Objetivo -
Na coluna sobre política criminal, por qual editora foi publicada a dissertação de mestrado do autor?

Texto para leitura -
========================================================================

Colunas políticas, boa parte das vezes, acabam desaguando no tema criminal e não é por menos, já que a consideração de uma conduta como criminosa advém de uma decisão política, por lei, votada pelo Congresso Nacional e sancionada pelo Presidente da República.
Para fazer um marketing pessoal, este assunto me é muito caro, pois fiz mestrado no tema de Política criminal, que é a política pública responsável pelo trato do fenômeno criminal em nossa sociedade, cuja dissertação foi publicada pela editora CDS do Rio Grande do Sul: “O que é política criminal transnacional?”.
Voltando, o mesmo ocorre com os tributos: não é o Estado ou o governo que impõe tributos a nós, mas são os próprios representantes do povo, na pele de seus deputados, senadores e vereadores que autorizam esta cobrança politicamente.
Crimes lidam com nossa liberdade; os tributos, com nosso patrimônio. Dois valores muito importantes a todos e que só podem ser invadidos pelo Estado se nós autorizarmos.
Pois bem, neste ponto temos uma grande incoerência da direita brasileira, cuja falta de unidade já tratei em outras colunas: a direita brasileira preza pelo endurecimento do sistema penal, com o aumento de crimes previsto e de penas, mas isso vai na contramão da “liberdade” que entoam.
Outro tema que absorve praticamente todos os esforços políticos atuais é o tema das drogas, ao lado do aborto, ambos temas criminais. Sobre o aborto, já escrevi na coluna de setembro de 2023.
Sem fazer qualquer pesquisa de campo, eu aposto que há mais pessoas na sociedade usando drogas do que fumando cigarros, apesar das drogas serem criminalizadas e o cigarro não.
Por que isso ocorre? Porque há uma campanha maciça, há anos, contra o uso de cigarros. Há placas para todos os lados de “proibido fumar aqui”, as propagandas foram proibidas e os maços de cigarro quase não deixam espaço para a marca devido a tantas advertências estampadas. A diminuição do uso do tabaco é fruto de uma campanha contínua e duradoura.
Quando se criminaliza uma conduta, como a do tráfico ou a do uso de drogas, o Estado apresenta à sociedade uma escusa para não fazer mais nada, já que enviou ao sistema penal (seu sistema mais forte e temido) o trato da questão. Deixa de ser algo social para ser algo de polícia, com a consequência de levar o consumo e a venda para o submundo, carreando a violência e o armamentismo do tráfico para proteger os lucros exorbitantes da conduta arriscada.
Está em curso no STF (Supremo Tribunal Federal) o Recurso Extraordinário 635.659, que está sob repercussão geral pelo Tema 506: “Recurso extraordinário, em que se discute, à luz do art. 5º, X, da Constituição Federal, a compatibilidade, ou não, do art. 28 da Lei 11.343/2006, que tipifica o porte de drogas para consumo pessoal, com os princípios constitucionais da intimidade e da vida privada”.
Explicando, pois o artigo 28 da Lei de Drogas carreia mal-entendimentos até por bacharéis em Direito desavisados.
Este artigo tem a seguinte redação: “Quem adquirir, guardar, tiver em depósito, transportar ou trouxer consigo, para consumo pessoal, drogas sem autorização ou em desacordo com determinação legal ou regulamentar será submetido às seguintes penas:”, e as “penas” enumeradas fogem ao padrão do Direito Penal, que é caracterizado pela prisão.

========================================================================

[Um bloco de dados]
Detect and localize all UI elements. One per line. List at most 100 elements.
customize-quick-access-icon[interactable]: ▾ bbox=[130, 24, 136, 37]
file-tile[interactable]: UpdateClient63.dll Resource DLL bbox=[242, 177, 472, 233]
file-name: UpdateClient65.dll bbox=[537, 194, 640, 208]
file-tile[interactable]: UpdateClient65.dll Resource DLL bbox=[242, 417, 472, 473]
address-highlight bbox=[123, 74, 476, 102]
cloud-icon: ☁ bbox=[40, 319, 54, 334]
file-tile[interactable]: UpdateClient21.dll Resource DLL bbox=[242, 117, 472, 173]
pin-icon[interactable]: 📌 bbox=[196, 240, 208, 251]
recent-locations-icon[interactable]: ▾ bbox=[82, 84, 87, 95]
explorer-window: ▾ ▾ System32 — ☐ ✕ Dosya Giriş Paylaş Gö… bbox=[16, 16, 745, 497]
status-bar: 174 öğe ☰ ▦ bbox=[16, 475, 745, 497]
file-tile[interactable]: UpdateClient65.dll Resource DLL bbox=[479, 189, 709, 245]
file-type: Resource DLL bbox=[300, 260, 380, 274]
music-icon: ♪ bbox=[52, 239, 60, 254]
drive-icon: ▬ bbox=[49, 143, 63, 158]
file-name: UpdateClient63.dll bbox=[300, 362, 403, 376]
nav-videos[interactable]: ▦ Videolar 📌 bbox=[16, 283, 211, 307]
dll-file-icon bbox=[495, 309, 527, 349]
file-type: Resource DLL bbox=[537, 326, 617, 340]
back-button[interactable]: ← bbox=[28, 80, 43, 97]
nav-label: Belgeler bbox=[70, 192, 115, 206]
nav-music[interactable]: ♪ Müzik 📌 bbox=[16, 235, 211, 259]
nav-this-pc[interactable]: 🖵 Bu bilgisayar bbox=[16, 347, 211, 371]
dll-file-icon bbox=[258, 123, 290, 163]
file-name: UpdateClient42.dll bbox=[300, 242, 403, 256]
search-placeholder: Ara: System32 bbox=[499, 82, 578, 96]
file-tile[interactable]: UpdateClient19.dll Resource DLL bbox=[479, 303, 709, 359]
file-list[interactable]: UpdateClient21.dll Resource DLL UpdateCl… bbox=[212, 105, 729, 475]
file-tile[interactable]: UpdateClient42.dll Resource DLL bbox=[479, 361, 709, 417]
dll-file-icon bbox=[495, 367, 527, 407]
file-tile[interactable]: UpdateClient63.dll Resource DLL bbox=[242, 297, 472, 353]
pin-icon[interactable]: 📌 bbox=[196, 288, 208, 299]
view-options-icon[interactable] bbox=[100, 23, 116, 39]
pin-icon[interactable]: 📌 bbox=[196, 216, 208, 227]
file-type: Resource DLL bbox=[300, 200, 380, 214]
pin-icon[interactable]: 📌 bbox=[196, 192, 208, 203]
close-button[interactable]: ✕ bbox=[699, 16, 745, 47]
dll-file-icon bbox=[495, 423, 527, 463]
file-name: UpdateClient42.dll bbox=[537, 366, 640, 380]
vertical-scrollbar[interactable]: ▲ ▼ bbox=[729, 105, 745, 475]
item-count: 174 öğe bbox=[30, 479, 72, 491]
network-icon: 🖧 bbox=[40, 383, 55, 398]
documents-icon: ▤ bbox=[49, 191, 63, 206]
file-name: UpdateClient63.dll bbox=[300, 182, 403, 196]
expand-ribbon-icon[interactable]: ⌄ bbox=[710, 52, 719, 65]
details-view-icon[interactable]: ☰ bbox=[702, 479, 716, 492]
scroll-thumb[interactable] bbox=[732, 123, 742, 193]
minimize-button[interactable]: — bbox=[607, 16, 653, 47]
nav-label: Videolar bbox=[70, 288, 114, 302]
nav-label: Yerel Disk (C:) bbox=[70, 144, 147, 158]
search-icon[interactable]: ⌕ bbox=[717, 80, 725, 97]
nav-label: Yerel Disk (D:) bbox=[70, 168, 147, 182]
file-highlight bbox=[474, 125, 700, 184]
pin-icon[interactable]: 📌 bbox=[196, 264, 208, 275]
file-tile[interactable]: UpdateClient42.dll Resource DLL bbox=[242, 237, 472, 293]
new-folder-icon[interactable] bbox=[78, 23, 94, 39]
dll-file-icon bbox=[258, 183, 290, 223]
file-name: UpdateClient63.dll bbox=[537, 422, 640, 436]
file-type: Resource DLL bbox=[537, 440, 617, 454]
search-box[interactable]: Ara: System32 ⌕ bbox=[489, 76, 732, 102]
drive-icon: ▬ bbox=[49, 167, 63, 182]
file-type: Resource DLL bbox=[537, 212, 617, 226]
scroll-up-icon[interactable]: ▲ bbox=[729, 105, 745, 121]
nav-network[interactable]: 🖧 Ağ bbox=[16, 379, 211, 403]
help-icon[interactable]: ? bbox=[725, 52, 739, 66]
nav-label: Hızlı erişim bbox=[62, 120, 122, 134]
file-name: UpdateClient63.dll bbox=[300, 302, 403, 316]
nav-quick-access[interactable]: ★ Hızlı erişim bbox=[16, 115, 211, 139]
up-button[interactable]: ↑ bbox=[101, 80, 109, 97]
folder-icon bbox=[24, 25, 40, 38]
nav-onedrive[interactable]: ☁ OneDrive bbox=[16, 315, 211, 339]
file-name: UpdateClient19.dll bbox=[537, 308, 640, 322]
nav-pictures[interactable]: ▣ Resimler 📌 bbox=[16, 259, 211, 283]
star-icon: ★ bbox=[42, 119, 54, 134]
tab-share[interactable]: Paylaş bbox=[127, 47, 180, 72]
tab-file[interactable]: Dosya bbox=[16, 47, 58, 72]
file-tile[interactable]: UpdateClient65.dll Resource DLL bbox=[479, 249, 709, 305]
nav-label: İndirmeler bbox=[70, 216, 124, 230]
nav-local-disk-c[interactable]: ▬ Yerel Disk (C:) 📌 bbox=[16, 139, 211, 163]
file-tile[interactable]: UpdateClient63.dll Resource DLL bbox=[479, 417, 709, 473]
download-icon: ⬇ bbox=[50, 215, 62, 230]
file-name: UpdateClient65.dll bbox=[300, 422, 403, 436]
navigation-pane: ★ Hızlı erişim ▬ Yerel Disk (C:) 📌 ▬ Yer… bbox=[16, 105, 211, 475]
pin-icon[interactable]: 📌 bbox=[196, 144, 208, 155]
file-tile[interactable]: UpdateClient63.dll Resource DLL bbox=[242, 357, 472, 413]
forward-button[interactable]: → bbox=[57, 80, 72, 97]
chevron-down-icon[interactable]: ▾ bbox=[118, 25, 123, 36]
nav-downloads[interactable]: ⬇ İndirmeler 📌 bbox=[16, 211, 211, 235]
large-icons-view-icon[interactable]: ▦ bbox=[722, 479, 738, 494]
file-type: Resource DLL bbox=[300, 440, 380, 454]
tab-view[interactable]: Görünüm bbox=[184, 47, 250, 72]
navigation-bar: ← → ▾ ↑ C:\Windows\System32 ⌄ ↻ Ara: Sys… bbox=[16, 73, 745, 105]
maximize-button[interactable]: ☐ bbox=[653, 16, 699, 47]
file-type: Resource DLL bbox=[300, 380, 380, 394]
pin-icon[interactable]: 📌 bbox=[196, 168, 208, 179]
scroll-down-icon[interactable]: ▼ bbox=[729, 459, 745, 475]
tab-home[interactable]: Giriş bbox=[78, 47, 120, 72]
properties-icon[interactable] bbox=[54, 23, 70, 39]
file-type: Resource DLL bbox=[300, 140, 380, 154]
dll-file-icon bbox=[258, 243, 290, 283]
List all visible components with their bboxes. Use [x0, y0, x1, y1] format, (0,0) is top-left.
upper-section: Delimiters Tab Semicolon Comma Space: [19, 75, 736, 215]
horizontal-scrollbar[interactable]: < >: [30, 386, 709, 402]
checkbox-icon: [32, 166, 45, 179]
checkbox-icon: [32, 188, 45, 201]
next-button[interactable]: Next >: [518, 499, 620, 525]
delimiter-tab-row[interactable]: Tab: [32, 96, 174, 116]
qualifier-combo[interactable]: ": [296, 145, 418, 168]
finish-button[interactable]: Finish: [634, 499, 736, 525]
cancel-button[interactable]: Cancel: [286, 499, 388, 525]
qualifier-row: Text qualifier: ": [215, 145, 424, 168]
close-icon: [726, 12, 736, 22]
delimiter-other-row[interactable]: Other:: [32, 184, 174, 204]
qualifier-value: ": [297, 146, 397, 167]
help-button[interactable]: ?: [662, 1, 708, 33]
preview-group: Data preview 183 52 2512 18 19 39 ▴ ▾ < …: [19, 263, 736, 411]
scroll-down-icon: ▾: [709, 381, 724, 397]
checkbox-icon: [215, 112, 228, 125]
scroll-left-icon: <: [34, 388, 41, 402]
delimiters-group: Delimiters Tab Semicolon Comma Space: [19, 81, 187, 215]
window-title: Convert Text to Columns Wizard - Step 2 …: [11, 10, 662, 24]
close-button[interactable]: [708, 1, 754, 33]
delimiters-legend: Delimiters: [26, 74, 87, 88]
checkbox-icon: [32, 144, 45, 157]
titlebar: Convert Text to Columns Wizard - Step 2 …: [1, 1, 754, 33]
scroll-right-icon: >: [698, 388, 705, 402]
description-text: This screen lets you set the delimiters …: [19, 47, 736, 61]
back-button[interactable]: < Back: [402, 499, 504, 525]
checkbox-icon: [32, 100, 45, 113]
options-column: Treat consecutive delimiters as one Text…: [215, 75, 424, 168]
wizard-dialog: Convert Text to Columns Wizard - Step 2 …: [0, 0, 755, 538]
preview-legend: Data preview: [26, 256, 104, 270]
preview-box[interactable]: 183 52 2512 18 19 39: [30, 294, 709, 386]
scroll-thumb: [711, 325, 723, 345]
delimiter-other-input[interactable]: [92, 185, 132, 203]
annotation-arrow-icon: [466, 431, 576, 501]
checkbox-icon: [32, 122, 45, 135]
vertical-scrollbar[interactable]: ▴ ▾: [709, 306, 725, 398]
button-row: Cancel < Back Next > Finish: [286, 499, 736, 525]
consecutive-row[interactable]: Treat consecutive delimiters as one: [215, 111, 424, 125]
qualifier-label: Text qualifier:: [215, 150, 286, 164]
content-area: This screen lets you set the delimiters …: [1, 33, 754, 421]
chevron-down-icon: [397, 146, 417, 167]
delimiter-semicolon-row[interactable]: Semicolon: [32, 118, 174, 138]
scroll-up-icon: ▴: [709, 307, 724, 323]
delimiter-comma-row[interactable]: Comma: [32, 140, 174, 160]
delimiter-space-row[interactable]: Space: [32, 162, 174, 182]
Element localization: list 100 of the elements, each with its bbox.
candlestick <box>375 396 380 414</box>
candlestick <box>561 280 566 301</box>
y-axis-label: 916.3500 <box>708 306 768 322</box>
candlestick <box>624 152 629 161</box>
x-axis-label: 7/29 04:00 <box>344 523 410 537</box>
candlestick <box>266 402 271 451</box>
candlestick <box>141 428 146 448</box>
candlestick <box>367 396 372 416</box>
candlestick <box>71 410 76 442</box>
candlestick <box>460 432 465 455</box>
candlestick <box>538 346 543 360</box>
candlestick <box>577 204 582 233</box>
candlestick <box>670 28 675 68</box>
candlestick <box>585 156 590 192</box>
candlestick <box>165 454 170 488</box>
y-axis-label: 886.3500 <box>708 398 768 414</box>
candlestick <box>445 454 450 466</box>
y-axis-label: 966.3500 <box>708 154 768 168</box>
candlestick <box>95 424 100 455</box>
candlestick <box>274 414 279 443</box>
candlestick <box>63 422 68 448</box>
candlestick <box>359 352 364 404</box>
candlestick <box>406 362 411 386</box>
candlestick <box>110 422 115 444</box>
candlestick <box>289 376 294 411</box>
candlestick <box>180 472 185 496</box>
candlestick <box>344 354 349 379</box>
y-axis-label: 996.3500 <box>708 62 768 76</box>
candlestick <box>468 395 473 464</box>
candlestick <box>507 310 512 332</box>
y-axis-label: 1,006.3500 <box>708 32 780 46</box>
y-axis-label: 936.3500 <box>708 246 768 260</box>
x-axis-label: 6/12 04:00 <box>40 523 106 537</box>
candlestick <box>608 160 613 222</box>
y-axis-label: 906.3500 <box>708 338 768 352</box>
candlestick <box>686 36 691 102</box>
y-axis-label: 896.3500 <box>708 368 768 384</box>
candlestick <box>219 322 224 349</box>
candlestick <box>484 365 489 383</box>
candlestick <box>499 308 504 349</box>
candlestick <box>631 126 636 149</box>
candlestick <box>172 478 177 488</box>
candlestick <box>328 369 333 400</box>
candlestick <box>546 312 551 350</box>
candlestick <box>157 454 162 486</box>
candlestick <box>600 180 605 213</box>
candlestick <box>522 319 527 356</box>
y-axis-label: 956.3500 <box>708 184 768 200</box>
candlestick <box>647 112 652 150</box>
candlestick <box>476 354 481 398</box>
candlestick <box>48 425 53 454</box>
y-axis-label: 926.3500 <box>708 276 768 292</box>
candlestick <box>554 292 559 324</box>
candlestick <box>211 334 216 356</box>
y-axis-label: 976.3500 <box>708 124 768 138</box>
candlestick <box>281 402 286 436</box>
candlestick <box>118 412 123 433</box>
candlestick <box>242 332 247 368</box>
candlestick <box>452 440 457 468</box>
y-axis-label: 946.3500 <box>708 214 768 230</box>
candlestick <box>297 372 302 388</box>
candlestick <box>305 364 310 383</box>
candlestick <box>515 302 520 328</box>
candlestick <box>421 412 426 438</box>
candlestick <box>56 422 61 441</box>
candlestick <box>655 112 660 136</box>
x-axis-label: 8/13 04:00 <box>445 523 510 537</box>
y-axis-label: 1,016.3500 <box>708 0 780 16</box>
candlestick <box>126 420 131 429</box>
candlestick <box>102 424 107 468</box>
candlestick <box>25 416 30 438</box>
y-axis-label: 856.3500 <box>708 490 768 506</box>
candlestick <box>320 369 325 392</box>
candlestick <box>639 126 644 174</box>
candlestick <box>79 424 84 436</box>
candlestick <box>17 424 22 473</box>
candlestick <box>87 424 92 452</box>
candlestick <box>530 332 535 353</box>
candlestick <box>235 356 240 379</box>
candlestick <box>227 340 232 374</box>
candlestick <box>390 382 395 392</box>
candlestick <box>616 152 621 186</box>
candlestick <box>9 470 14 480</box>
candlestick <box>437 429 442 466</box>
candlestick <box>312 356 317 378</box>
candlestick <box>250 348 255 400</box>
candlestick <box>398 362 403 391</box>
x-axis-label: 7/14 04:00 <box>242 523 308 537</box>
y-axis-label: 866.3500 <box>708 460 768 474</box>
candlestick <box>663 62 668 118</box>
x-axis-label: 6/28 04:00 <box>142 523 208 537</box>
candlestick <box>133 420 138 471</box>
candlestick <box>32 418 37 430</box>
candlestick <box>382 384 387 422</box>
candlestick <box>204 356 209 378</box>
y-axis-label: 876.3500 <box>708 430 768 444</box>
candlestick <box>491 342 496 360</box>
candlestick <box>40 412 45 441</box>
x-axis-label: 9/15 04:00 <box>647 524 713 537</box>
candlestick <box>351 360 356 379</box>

========================================================================

Resposta completa -
Pela editora CDS, do Rio Grande do Sul.